** Start Input material **

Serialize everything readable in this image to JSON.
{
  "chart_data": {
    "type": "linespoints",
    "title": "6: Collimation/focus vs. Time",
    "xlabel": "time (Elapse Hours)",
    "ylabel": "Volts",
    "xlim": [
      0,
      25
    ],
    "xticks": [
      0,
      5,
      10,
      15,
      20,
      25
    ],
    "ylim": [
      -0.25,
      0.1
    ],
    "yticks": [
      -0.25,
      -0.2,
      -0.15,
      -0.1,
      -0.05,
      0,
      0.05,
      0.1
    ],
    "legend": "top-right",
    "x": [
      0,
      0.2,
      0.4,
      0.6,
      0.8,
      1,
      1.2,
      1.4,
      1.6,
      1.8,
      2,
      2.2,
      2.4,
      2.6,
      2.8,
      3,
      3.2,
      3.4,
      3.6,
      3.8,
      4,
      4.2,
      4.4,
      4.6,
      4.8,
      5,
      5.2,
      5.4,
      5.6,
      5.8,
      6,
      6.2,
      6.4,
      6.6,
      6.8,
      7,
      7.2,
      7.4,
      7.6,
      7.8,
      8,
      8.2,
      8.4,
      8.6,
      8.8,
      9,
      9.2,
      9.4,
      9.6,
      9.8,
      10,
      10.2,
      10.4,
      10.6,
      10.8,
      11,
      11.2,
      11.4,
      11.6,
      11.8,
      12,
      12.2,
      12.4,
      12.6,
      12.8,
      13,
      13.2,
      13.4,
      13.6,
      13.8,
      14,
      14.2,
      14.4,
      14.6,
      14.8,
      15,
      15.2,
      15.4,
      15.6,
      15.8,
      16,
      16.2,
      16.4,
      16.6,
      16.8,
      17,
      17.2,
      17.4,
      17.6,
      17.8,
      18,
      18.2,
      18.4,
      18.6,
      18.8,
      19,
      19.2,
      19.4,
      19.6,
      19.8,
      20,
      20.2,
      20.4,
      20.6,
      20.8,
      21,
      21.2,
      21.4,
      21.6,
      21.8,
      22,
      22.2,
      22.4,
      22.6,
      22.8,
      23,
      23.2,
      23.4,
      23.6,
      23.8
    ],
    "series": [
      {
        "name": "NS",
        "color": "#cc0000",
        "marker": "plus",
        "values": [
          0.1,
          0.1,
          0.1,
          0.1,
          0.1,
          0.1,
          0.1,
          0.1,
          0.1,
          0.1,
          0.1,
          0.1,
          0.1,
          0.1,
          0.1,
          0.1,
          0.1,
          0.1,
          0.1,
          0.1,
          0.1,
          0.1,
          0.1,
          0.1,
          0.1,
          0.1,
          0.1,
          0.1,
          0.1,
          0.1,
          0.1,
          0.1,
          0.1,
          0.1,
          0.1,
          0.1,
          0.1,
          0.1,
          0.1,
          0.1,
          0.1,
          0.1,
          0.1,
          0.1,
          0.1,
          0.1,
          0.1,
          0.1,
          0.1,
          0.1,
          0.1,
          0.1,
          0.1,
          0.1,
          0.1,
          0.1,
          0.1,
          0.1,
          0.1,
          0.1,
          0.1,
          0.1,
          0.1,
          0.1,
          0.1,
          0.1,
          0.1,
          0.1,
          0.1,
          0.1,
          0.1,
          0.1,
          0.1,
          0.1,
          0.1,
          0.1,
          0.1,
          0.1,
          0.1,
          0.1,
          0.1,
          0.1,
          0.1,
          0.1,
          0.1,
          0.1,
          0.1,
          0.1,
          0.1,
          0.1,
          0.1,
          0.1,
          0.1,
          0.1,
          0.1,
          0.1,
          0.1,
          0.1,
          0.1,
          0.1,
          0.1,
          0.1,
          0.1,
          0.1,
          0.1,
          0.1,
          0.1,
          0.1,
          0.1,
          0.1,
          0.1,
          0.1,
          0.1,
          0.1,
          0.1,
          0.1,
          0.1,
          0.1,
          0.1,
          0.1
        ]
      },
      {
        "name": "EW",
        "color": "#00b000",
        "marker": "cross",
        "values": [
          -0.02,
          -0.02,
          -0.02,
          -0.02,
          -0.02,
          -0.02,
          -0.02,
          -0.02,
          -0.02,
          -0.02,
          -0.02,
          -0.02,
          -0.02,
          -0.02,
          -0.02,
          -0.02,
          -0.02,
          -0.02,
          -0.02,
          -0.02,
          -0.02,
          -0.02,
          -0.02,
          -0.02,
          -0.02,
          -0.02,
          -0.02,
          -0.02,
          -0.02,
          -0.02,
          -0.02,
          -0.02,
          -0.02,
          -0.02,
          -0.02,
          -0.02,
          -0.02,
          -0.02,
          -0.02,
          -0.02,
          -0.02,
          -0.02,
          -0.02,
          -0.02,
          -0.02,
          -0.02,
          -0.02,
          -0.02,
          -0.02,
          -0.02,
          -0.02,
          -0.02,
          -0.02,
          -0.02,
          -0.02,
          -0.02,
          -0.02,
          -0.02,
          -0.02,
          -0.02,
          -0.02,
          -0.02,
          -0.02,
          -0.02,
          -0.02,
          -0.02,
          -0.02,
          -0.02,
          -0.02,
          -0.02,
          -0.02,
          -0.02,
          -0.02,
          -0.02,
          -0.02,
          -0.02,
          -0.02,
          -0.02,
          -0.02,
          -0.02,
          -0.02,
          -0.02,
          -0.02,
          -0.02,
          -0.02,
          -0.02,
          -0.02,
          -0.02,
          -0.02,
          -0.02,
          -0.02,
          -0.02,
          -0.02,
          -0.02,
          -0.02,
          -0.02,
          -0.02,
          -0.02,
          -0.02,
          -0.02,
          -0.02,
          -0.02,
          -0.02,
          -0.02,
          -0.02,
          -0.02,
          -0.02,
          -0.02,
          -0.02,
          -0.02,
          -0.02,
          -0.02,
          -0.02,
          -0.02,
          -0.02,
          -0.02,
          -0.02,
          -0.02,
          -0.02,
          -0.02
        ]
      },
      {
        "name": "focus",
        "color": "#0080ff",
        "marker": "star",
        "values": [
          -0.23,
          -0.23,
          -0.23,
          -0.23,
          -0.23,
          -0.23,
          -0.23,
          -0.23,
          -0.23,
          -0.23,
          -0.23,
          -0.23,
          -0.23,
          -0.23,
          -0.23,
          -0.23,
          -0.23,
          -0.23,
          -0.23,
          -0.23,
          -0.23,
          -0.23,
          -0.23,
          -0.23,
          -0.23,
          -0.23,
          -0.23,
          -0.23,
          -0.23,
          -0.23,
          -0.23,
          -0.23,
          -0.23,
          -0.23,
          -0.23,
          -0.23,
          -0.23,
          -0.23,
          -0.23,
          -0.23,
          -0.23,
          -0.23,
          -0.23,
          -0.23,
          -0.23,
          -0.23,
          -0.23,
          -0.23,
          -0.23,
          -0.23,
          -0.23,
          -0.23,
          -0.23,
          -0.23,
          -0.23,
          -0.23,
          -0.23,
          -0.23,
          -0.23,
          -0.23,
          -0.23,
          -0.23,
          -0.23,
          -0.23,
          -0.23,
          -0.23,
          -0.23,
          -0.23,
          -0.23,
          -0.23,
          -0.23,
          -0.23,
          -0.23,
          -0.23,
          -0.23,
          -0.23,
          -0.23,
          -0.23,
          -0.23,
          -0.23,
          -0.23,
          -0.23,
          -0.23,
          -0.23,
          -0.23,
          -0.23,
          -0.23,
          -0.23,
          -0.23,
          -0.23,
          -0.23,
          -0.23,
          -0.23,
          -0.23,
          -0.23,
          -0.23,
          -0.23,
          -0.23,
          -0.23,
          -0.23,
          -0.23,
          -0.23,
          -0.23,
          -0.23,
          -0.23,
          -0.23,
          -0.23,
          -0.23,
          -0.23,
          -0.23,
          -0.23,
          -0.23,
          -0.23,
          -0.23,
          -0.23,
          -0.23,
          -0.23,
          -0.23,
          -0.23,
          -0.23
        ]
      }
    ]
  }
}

** End Input material **

**Given instruction**:
Copy all lines of the material above where the string "color" occurs.

**The output**:
        "color": "#cc0000",
        "color": "#00b000",
        "color": "#0080ff",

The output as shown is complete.